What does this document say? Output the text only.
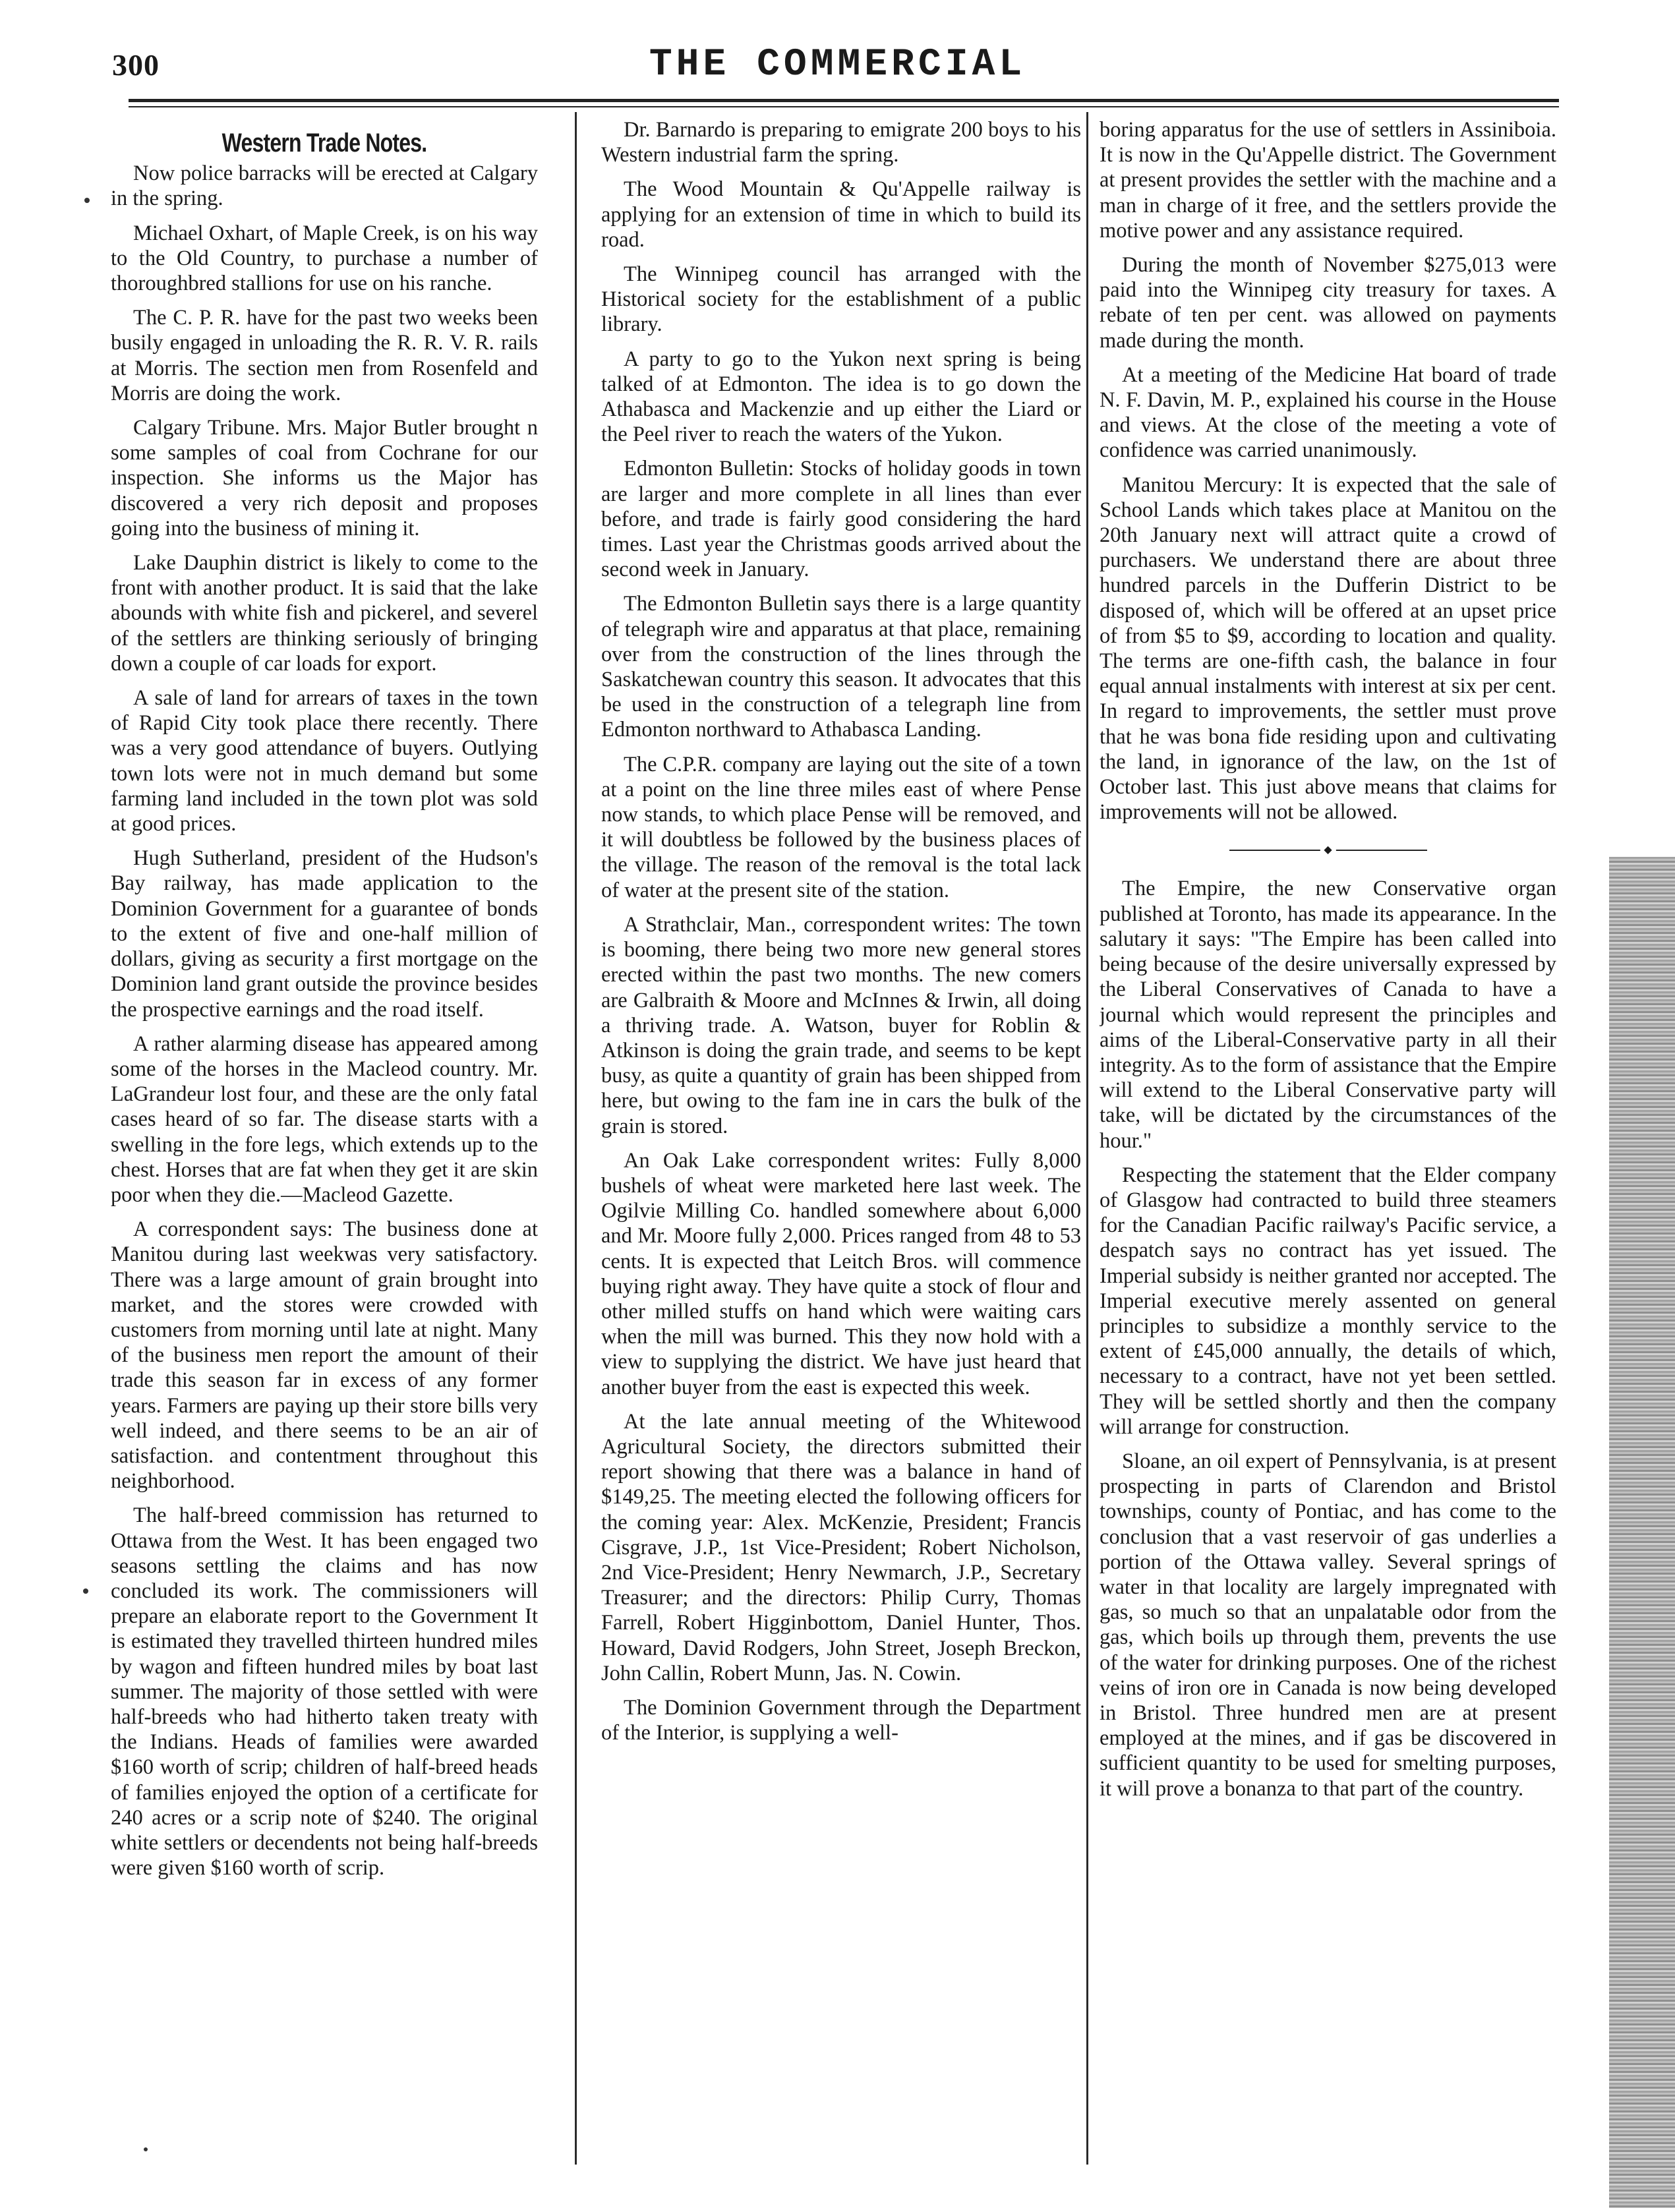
300	THE COMMERCIAL
Western Trade Notes.

Now police barracks will be erected at Calgary in the spring.

Michael Oxhart, of Maple Creek, is on his way to the Old Country, to purchase a number of thoroughbred stallions for use on his ranche.

The C. P. R. have for the past two weeks been busily engaged in unloading the R. R. V. R. rails at Morris. The section men from Rosenfeld and Morris are doing the work.

Calgary Tribune. Mrs. Major Butler brought n some samples of coal from Cochrane for our inspection. She informs us the Major has discovered a very rich deposit and proposes going into the business of mining it.

Lake Dauphin district is likely to come to the front with another product. It is said that the lake abounds with white fish and pickerel, and severel of the settlers are thinking seriously of bringing down a couple of car loads for export.

A sale of land for arrears of taxes in the town of Rapid City took place there recently. There was a very good attendance of buyers. Outlying town lots were not in much demand but some farming land included in the town plot was sold at good prices.

Hugh Sutherland, president of the Hudson's Bay railway, has made application to the Dominion Government for a guarantee of bonds to the extent of five and one-half million of dollars, giving as security a first mortgage on the Dominion land grant outside the province besides the prospective earnings and the road itself.

A rather alarming disease has appeared among some of the horses in the Macleod country. Mr. LaGrandeur lost four, and these are the only fatal cases heard of so far. The disease starts with a swelling in the fore legs, which extends up to the chest. Horses that are fat when they get it are skin poor when they die.—Macleod Gazette.

A correspondent says: The business done at Manitou during last weekwas very satisfactory. There was a large amount of grain brought into market, and the stores were crowded with customers from morning until late at night. Many of the business men report the amount of their trade this season far in excess of any former years. Farmers are paying up their store bills very well indeed, and there seems to be an air of satisfaction. and contentment throughout this neighborhood.

The half-breed commission has returned to Ottawa from the West. It has been engaged two seasons settling the claims and has now concluded its work. The commissioners will prepare an elaborate report to the Government It is estimated they travelled thirteen hundred miles by wagon and fifteen hundred miles by boat last summer. The majority of those settled with were half-breeds who had hitherto taken treaty with the Indians. Heads of families were awarded $160 worth of scrip; children of half-breed heads of families enjoyed the option of a certificate for 240 acres or a scrip note of $240. The original white settlers or decendents not being half-breeds were given $160 worth of scrip.

Dr. Barnardo is preparing to emigrate 200 boys to his Western industrial farm the spring.

The Wood Mountain & Qu'Appelle railway is applying for an extension of time in which to build its road.

The Winnipeg council has arranged with the Historical society for the establishment of a public library.

A party to go to the Yukon next spring is being talked of at Edmonton. The idea is to go down the Athabasca and Mackenzie and up either the Liard or the Peel river to reach the waters of the Yukon.

Edmonton Bulletin: Stocks of holiday goods in town are larger and more complete in all lines than ever before, and trade is fairly good considering the hard times. Last year the Christmas goods arrived about the second week in January.

The Edmonton Bulletin says there is a large quantity of telegraph wire and apparatus at that place, remaining over from the construction of the lines through the Saskatchewan country this season. It advocates that this be used in the construction of a telegraph line from Edmonton northward to Athabasca Landing.

The C.P.R. company are laying out the site of a town at a point on the line three miles east of where Pense now stands, to which place Pense will be removed, and it will doubtless be followed by the business places of the village. The reason of the removal is the total lack of water at the present site of the station.

A Strathclair, Man., correspondent writes: The town is booming, there being two more new general stores erected within the past two months. The new comers are Galbraith & Moore and McInnes & Irwin, all doing a thriving trade. A. Watson, buyer for Roblin & Atkinson is doing the grain trade, and seems to be kept busy, as quite a quantity of grain has been shipped from here, but owing to the fam ine in cars the bulk of the grain is stored.

An Oak Lake correspondent writes: Fully 8,000 bushels of wheat were marketed here last week. The Ogilvie Milling Co. handled somewhere about 6,000 and Mr. Moore fully 2,000. Prices ranged from 48 to 53 cents. It is expected that Leitch Bros. will commence buying right away. They have quite a stock of flour and other milled stuffs on hand which were waiting cars when the mill was burned. This they now hold with a view to supplying the district. We have just heard that another buyer from the east is expected this week.

At the late annual meeting of the Whitewood Agricultural Society, the directors submitted their report showing that there was a balance in hand of $149,25. The meeting elected the following officers for the coming year: Alex. McKenzie, President; Francis Cisgrave, J.P., 1st Vice-President; Robert Nicholson, 2nd Vice-President; Henry Newmarch, J.P., Secretary Treasurer; and the directors: Philip Curry, Thomas Farrell, Robert Higginbottom, Daniel Hunter, Thos. Howard, David Rodgers, John Street, Joseph Breckon, John Callin, Robert Munn, Jas. N. Cowin.

The Dominion Government through the Department of the Interior, is supplying a well-

boring apparatus for the use of settlers in Assiniboia. It is now in the Qu'Appelle district. The Government at present provides the settler with the machine and a man in charge of it free, and the settlers provide the motive power and any assistance required.

During the month of November $275,013 were paid into the Winnipeg city treasury for taxes. A rebate of ten per cent. was allowed on payments made during the month.

At a meeting of the Medicine Hat board of trade N. F. Davin, M. P., explained his course in the House and views. At the close of the meeting a vote of confidence was carried unanimously.

Manitou Mercury: It is expected that the sale of School Lands which takes place at Manitou on the 20th January next will attract quite a crowd of purchasers. We understand there are about three hundred parcels in the Dufferin District to be disposed of, which will be offered at an upset price of from $5 to $9, according to location and quality. The terms are one-fifth cash, the balance in four equal annual instalments with interest at six per cent. In regard to improvements, the settler must prove that he was bona fide residing upon and cultivating the land, in ignorance of the law, on the 1st of October last. This just above means that claims for improvements will not be allowed.

◆

The Empire, the new Conservative organ published at Toronto, has made its appearance. In the salutary it says: "The Empire has been called into being because of the desire universally expressed by the Liberal Conservatives of Canada to have a journal which would represent the principles and aims of the Liberal-Conservative party in all their integrity. As to the form of assistance that the Empire will extend to the Liberal Conservative party will take, will be dictated by the circumstances of the hour."

Respecting the statement that the Elder company of Glasgow had contracted to build three steamers for the Canadian Pacific railway's Pacific service, a despatch says no contract has yet issued. The Imperial subsidy is neither granted nor accepted. The Imperial executive merely assented on general principles to subsidize a monthly service to the extent of £45,000 annually, the details of which, necessary to a contract, have not yet been settled. They will be settled shortly and then the company will arrange for construction.

Sloane, an oil expert of Pennsylvania, is at present prospecting in parts of Clarendon and Bristol townships, county of Pontiac, and has come to the conclusion that a vast reservoir of gas underlies a portion of the Ottawa valley. Several springs of water in that locality are largely impregnated with gas, so much so that an unpalatable odor from the gas, which boils up through them, prevents the use of the water for drinking purposes. One of the richest veins of iron ore in Canada is now being developed in Bristol. Three hundred men are at present employed at the mines, and if gas be discovered in sufficient quantity to be used for smelting purposes, it will prove a bonanza to that part of the country.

Short problem. Your task is to repeat the data above exactly while excluding the pictures.

Result.
What does this document say? Output the text only.
300	THE COMMERCIAL
Western Trade Notes.

Now police barracks will be erected at Calgary in the spring.

Michael Oxhart, of Maple Creek, is on his way to the Old Country, to purchase a number of thoroughbred stallions for use on his ranche.

The C. P. R. have for the past two weeks been busily engaged in unloading the R. R. V. R. rails at Morris. The section men from Rosenfeld and Morris are doing the work.

Calgary Tribune. Mrs. Major Butler brought n some samples of coal from Cochrane for our inspection. She informs us the Major has discovered a very rich deposit and proposes going into the business of mining it.

Lake Dauphin district is likely to come to the front with another product. It is said that the lake abounds with white fish and pickerel, and severel of the settlers are thinking seriously of bringing down a couple of car loads for export.

A sale of land for arrears of taxes in the town of Rapid City took place there recently. There was a very good attendance of buyers. Outlying town lots were not in much demand but some farming land included in the town plot was sold at good prices.

Hugh Sutherland, president of the Hudson's Bay railway, has made application to the Dominion Government for a guarantee of bonds to the extent of five and one-half million of dollars, giving as security a first mortgage on the Dominion land grant outside the province besides the prospective earnings and the road itself.

A rather alarming disease has appeared among some of the horses in the Macleod country. Mr. LaGrandeur lost four, and these are the only fatal cases heard of so far. The disease starts with a swelling in the fore legs, which extends up to the chest. Horses that are fat when they get it are skin poor when they die.—Macleod Gazette.

A correspondent says: The business done at Manitou during last weekwas very satisfactory. There was a large amount of grain brought into market, and the stores were crowded with customers from morning until late at night. Many of the business men report the amount of their trade this season far in excess of any former years. Farmers are paying up their store bills very well indeed, and there seems to be an air of satisfaction. and contentment throughout this neighborhood.

The half-breed commission has returned to Ottawa from the West. It has been engaged two seasons settling the claims and has now concluded its work. The commissioners will prepare an elaborate report to the Government It is estimated they travelled thirteen hundred miles by wagon and fifteen hundred miles by boat last summer. The majority of those settled with were half-breeds who had hitherto taken treaty with the Indians. Heads of families were awarded $160 worth of scrip; children of half-breed heads of families enjoyed the option of a certificate for 240 acres or a scrip note of $240. The original white settlers or decendents not being half-breeds were given $160 worth of scrip.

Dr. Barnardo is preparing to emigrate 200 boys to his Western industrial farm the spring.

The Wood Mountain & Qu'Appelle railway is applying for an extension of time in which to build its road.

The Winnipeg council has arranged with the Historical society for the establishment of a public library.

A party to go to the Yukon next spring is being talked of at Edmonton. The idea is to go down the Athabasca and Mackenzie and up either the Liard or the Peel river to reach the waters of the Yukon.

Edmonton Bulletin: Stocks of holiday goods in town are larger and more complete in all lines than ever before, and trade is fairly good considering the hard times. Last year the Christmas goods arrived about the second week in January.

The Edmonton Bulletin says there is a large quantity of telegraph wire and apparatus at that place, remaining over from the construction of the lines through the Saskatchewan country this season. It advocates that this be used in the construction of a telegraph line from Edmonton northward to Athabasca Landing.

The C.P.R. company are laying out the site of a town at a point on the line three miles east of where Pense now stands, to which place Pense will be removed, and it will doubtless be followed by the business places of the village. The reason of the removal is the total lack of water at the present site of the station.

A Strathclair, Man., correspondent writes: The town is booming, there being two more new general stores erected within the past two months. The new comers are Galbraith & Moore and McInnes & Irwin, all doing a thriving trade. A. Watson, buyer for Roblin & Atkinson is doing the grain trade, and seems to be kept busy, as quite a quantity of grain has been shipped from here, but owing to the fam ine in cars the bulk of the grain is stored.

An Oak Lake correspondent writes: Fully 8,000 bushels of wheat were marketed here last week. The Ogilvie Milling Co. handled somewhere about 6,000 and Mr. Moore fully 2,000. Prices ranged from 48 to 53 cents. It is expected that Leitch Bros. will commence buying right away. They have quite a stock of flour and other milled stuffs on hand which were waiting cars when the mill was burned. This they now hold with a view to supplying the district. We have just heard that another buyer from the east is expected this week.

At the late annual meeting of the Whitewood Agricultural Society, the directors submitted their report showing that there was a balance in hand of $149,25. The meeting elected the following officers for the coming year: Alex. McKenzie, President; Francis Cisgrave, J.P., 1st Vice-President; Robert Nicholson, 2nd Vice-President; Henry Newmarch, J.P., Secretary Treasurer; and the directors: Philip Curry, Thomas Farrell, Robert Higginbottom, Daniel Hunter, Thos. Howard, David Rodgers, John Street, Joseph Breckon, John Callin, Robert Munn, Jas. N. Cowin.

The Dominion Government through the Department of the Interior, is supplying a well-

boring apparatus for the use of settlers in Assiniboia. It is now in the Qu'Appelle district. The Government at present provides the settler with the machine and a man in charge of it free, and the settlers provide the motive power and any assistance required.

During the month of November $275,013 were paid into the Winnipeg city treasury for taxes. A rebate of ten per cent. was allowed on payments made during the month.

At a meeting of the Medicine Hat board of trade N. F. Davin, M. P., explained his course in the House and views. At the close of the meeting a vote of confidence was carried unanimously.

Manitou Mercury: It is expected that the sale of School Lands which takes place at Manitou on the 20th January next will attract quite a crowd of purchasers. We understand there are about three hundred parcels in the Dufferin District to be disposed of, which will be offered at an upset price of from $5 to $9, according to location and quality. The terms are one-fifth cash, the balance in four equal annual instalments with interest at six per cent. In regard to improvements, the settler must prove that he was bona fide residing upon and cultivating the land, in ignorance of the law, on the 1st of October last. This just above means that claims for improvements will not be allowed.

◆

The Empire, the new Conservative organ published at Toronto, has made its appearance. In the salutary it says: "The Empire has been called into being because of the desire universally expressed by the Liberal Conservatives of Canada to have a journal which would represent the principles and aims of the Liberal-Conservative party in all their integrity. As to the form of assistance that the Empire will extend to the Liberal Conservative party will take, will be dictated by the circumstances of the hour."

Respecting the statement that the Elder company of Glasgow had contracted to build three steamers for the Canadian Pacific railway's Pacific service, a despatch says no contract has yet issued. The Imperial subsidy is neither granted nor accepted. The Imperial executive merely assented on general principles to subsidize a monthly service to the extent of £45,000 annually, the details of which, necessary to a contract, have not yet been settled. They will be settled shortly and then the company will arrange for construction.

Sloane, an oil expert of Pennsylvania, is at present prospecting in parts of Clarendon and Bristol townships, county of Pontiac, and has come to the conclusion that a vast reservoir of gas underlies a portion of the Ottawa valley. Several springs of water in that locality are largely impregnated with gas, so much so that an unpalatable odor from the gas, which boils up through them, prevents the use of the water for drinking purposes. One of the richest veins of iron ore in Canada is now being developed in Bristol. Three hundred men are at present employed at the mines, and if gas be discovered in sufficient quantity to be used for smelting purposes, it will prove a bonanza to that part of the country.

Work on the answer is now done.